*EXERCISE TASK:* Every line below is to be copied exactly, with the pictures left out.

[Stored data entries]
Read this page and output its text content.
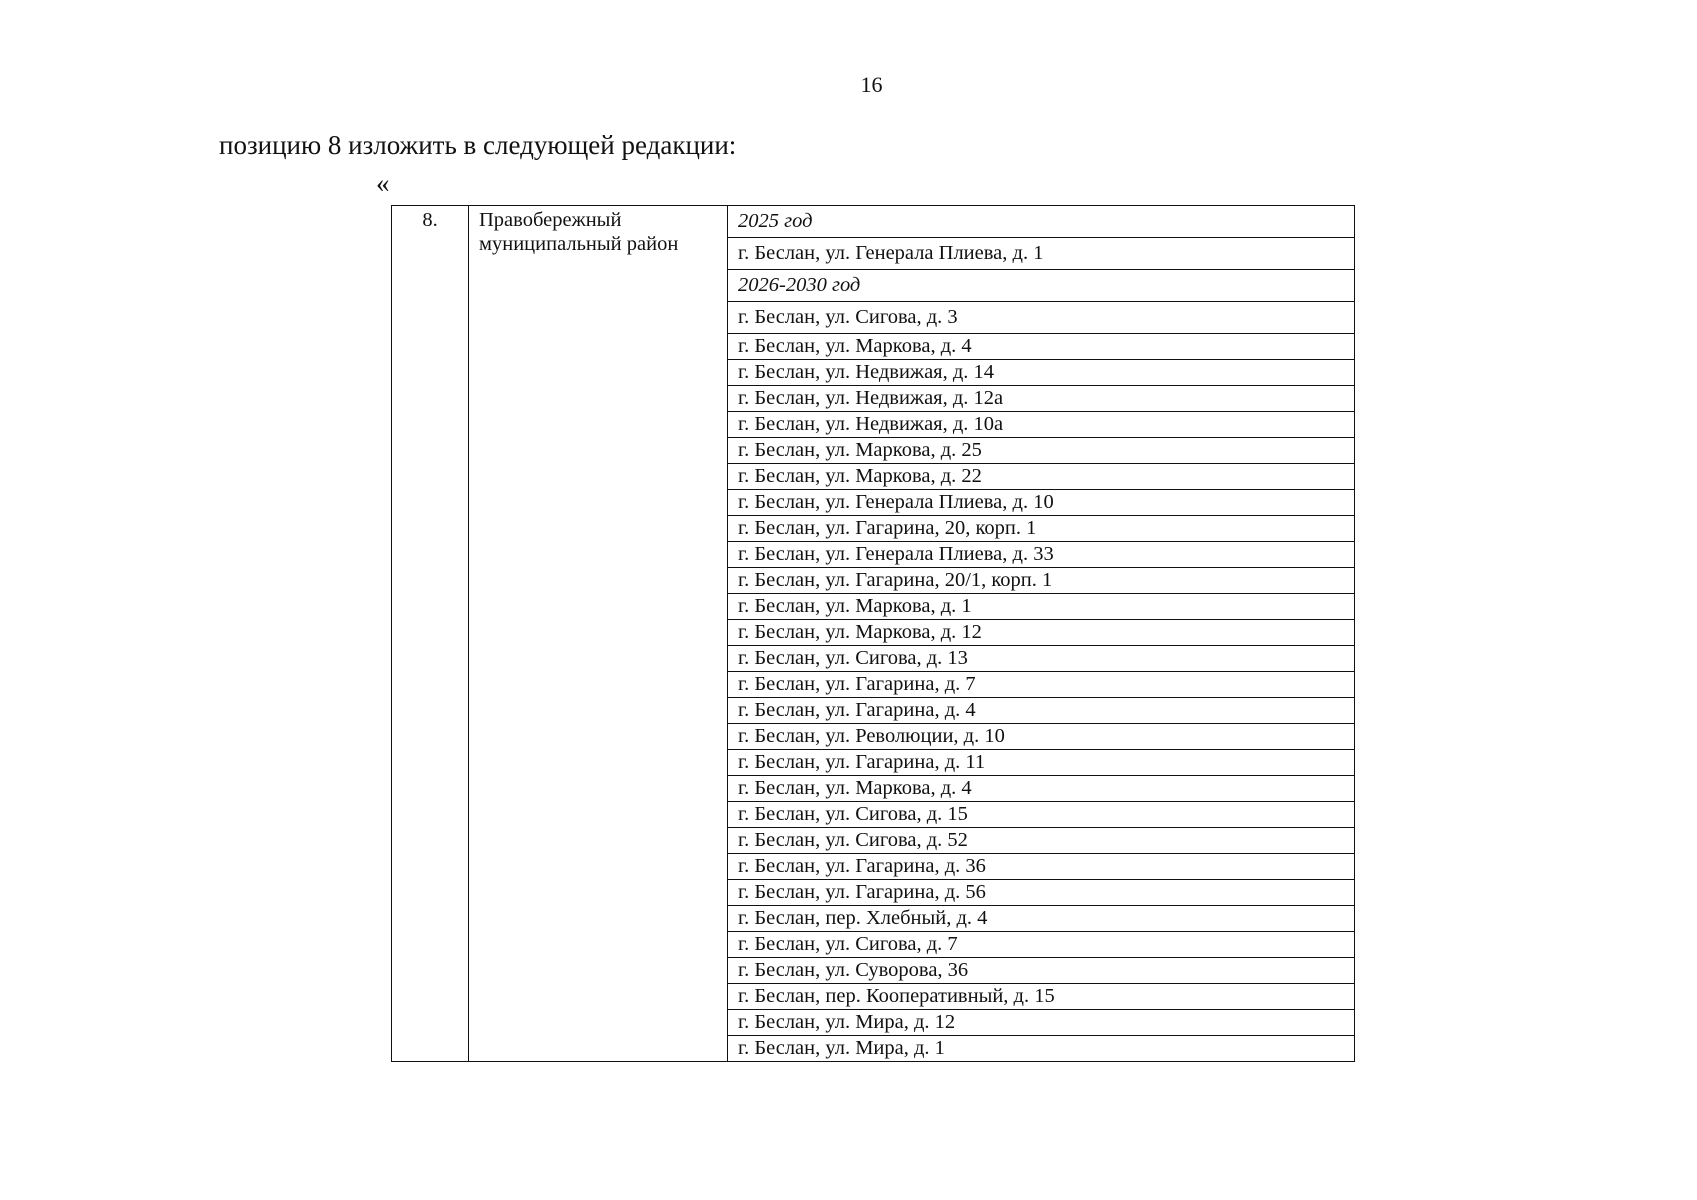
16
позицию 8 изложить в следующей редакции:
«
8.	Правобережный муниципальный район	2025 год
г. Беслан, ул. Генерала Плиева, д. 1
2026-2030 год
г. Беслан, ул. Сигова, д. 3
г. Беслан, ул. Маркова, д. 4
г. Беслан, ул. Недвижая, д. 14
г. Беслан, ул. Недвижая, д. 12а
г. Беслан, ул. Недвижая, д. 10а
г. Беслан, ул. Маркова, д. 25
г. Беслан, ул. Маркова, д. 22
г. Беслан, ул. Генерала Плиева, д. 10
г. Беслан, ул. Гагарина, 20, корп. 1
г. Беслан, ул. Генерала Плиева, д. 33
г. Беслан, ул. Гагарина, 20/1, корп. 1
г. Беслан, ул. Маркова, д. 1
г. Беслан, ул. Маркова, д. 12
г. Беслан, ул. Сигова, д. 13
г. Беслан, ул. Гагарина, д. 7
г. Беслан, ул. Гагарина, д. 4
г. Беслан, ул. Революции, д. 10
г. Беслан, ул. Гагарина, д. 11
г. Беслан, ул. Маркова, д. 4
г. Беслан, ул. Сигова, д. 15
г. Беслан, ул. Сигова, д. 52
г. Беслан, ул. Гагарина, д. 36
г. Беслан, ул. Гагарина, д. 56
г. Беслан, пер. Хлебный, д. 4
г. Беслан, ул. Сигова, д. 7
г. Беслан, ул. Суворова, 36
г. Беслан, пер. Кооперативный, д. 15
г. Беслан, ул. Мира, д. 12
г. Беслан, ул. Мира, д. 1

*ANSWER:*
Read this page and output its text content.
16
позицию 8 изложить в следующей редакции:
«
8.	Правобережный муниципальный район	2025 год
г. Беслан, ул. Генерала Плиева, д. 1
2026-2030 год
г. Беслан, ул. Сигова, д. 3
г. Беслан, ул. Маркова, д. 4
г. Беслан, ул. Недвижая, д. 14
г. Беслан, ул. Недвижая, д. 12а
г. Беслан, ул. Недвижая, д. 10а
г. Беслан, ул. Маркова, д. 25
г. Беслан, ул. Маркова, д. 22
г. Беслан, ул. Генерала Плиева, д. 10
г. Беслан, ул. Гагарина, 20, корп. 1
г. Беслан, ул. Генерала Плиева, д. 33
г. Беслан, ул. Гагарина, 20/1, корп. 1
г. Беслан, ул. Маркова, д. 1
г. Беслан, ул. Маркова, д. 12
г. Беслан, ул. Сигова, д. 13
г. Беслан, ул. Гагарина, д. 7
г. Беслан, ул. Гагарина, д. 4
г. Беслан, ул. Революции, д. 10
г. Беслан, ул. Гагарина, д. 11
г. Беслан, ул. Маркова, д. 4
г. Беслан, ул. Сигова, д. 15
г. Беслан, ул. Сигова, д. 52
г. Беслан, ул. Гагарина, д. 36
г. Беслан, ул. Гагарина, д. 56
г. Беслан, пер. Хлебный, д. 4
г. Беслан, ул. Сигова, д. 7
г. Беслан, ул. Суворова, 36
г. Беслан, пер. Кооперативный, д. 15
г. Беслан, ул. Мира, д. 12
г. Беслан, ул. Мира, д. 1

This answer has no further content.